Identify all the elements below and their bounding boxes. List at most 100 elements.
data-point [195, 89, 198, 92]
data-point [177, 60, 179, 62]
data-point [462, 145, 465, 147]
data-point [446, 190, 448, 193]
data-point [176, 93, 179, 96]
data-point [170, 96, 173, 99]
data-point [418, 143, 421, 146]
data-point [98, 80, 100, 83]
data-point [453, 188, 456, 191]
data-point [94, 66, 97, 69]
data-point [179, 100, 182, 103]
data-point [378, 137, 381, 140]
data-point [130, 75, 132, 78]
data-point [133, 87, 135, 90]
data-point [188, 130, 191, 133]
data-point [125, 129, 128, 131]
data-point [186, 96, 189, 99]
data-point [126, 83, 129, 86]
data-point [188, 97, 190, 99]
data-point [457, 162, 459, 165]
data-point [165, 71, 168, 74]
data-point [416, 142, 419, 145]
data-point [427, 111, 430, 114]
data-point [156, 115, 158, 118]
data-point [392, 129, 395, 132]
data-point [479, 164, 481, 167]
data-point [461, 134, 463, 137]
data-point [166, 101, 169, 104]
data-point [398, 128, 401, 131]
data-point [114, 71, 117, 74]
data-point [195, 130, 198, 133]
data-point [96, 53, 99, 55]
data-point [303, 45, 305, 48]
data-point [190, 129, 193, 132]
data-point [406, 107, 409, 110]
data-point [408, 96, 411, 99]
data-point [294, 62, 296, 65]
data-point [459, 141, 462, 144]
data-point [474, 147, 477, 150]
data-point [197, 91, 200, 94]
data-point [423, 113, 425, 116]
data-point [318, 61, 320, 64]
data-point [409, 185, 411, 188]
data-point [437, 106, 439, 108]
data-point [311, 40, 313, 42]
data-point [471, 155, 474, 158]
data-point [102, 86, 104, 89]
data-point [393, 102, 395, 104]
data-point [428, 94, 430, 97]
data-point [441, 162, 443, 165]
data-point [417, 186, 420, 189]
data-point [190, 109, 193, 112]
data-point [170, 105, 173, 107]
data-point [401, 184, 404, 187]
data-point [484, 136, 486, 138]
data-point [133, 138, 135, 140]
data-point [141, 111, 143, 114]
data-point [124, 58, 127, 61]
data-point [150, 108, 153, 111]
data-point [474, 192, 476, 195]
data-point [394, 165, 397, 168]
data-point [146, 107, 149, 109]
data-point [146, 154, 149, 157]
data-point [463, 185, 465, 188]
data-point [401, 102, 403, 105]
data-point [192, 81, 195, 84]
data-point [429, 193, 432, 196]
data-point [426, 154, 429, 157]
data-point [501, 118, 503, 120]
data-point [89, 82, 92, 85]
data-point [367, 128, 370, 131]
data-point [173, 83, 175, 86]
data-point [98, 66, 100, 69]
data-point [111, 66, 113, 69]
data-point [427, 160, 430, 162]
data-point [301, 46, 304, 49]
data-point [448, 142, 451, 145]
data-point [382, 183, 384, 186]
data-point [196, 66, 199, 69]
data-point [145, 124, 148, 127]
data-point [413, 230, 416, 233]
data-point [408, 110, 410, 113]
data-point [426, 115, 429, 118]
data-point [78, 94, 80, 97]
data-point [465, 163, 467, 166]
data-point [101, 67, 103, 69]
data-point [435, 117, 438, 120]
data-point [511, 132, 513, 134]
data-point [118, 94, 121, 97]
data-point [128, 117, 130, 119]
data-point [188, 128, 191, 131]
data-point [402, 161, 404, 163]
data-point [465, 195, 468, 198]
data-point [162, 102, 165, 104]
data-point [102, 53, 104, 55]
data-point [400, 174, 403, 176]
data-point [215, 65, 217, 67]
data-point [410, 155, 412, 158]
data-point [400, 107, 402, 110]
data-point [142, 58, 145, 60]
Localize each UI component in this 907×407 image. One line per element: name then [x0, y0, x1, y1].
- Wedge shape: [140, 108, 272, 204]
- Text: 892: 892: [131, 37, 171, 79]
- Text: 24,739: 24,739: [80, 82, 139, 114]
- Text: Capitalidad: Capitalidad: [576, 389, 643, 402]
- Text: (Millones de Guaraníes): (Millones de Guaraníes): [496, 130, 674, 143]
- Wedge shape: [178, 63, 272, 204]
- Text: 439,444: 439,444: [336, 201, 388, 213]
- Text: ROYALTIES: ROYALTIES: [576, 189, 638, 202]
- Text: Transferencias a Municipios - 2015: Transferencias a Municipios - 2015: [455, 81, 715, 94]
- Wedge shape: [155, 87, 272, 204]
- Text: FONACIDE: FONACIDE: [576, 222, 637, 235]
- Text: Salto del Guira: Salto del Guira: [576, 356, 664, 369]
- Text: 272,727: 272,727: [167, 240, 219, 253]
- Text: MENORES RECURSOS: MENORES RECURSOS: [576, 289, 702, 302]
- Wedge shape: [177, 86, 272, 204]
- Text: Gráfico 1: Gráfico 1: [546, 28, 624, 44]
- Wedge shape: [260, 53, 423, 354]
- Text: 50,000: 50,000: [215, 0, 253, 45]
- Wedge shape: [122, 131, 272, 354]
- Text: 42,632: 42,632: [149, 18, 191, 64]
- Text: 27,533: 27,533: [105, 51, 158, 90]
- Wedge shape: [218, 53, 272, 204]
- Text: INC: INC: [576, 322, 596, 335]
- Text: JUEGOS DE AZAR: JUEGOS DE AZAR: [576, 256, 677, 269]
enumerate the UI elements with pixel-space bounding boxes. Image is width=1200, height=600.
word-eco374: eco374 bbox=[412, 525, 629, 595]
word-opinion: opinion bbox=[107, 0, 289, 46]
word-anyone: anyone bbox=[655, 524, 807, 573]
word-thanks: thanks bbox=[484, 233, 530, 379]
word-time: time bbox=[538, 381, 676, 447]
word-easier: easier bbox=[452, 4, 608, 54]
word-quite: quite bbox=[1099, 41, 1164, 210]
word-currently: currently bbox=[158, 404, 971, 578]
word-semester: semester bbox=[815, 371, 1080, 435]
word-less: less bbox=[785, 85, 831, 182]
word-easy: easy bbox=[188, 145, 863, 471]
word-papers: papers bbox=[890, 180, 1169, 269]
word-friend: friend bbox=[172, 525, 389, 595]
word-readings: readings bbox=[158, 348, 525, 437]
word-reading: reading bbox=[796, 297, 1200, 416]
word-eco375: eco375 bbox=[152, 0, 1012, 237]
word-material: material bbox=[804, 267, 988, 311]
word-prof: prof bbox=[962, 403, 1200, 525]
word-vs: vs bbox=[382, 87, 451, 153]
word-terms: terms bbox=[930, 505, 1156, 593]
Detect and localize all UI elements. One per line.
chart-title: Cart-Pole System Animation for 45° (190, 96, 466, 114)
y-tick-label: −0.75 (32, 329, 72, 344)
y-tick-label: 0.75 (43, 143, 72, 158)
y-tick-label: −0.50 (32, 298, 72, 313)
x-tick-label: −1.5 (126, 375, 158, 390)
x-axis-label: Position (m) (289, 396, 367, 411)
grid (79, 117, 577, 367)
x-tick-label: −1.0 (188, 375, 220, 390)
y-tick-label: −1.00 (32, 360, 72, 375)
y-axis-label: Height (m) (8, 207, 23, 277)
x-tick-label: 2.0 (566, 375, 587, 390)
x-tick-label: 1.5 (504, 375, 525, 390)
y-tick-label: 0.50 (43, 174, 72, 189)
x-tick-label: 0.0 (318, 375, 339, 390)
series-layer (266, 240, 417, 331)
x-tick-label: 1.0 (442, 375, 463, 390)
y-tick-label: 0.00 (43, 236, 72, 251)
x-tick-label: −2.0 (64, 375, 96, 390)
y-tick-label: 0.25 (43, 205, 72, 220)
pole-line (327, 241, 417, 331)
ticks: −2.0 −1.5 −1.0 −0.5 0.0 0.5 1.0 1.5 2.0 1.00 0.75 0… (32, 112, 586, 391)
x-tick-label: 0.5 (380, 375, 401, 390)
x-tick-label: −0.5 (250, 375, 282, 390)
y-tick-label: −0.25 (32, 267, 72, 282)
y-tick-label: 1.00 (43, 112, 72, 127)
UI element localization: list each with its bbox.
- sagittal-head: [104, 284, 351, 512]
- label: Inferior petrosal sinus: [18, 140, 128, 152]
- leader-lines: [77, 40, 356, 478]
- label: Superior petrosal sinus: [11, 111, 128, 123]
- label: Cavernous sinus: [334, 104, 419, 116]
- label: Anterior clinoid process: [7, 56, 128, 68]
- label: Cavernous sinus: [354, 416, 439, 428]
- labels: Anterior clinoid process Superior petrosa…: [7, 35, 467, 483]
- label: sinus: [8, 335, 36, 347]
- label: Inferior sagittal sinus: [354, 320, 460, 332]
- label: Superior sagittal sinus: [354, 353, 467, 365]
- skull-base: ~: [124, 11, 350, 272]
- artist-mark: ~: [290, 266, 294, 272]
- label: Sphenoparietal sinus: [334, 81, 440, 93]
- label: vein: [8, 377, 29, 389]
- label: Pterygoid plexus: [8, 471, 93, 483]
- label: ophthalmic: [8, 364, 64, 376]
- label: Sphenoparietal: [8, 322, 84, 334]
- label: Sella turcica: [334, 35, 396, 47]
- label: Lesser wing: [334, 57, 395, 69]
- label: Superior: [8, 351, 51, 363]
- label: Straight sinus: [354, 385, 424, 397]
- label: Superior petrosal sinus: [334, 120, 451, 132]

★ ★ ★ ★ ★ ★ ★

THE REQUEST.
Reproduce the records verbatim, beginning at their first line and ending with the line that contains "data-point [378, 137, 381, 140]".

ANSWER BELOW.
Identify all the elements below and their bounding boxes. List at most 100 elements.
data-point [195, 89, 198, 92]
data-point [177, 60, 179, 62]
data-point [462, 145, 465, 147]
data-point [446, 190, 448, 193]
data-point [176, 93, 179, 96]
data-point [170, 96, 173, 99]
data-point [418, 143, 421, 146]
data-point [98, 80, 100, 83]
data-point [453, 188, 456, 191]
data-point [94, 66, 97, 69]
data-point [179, 100, 182, 103]
data-point [378, 137, 381, 140]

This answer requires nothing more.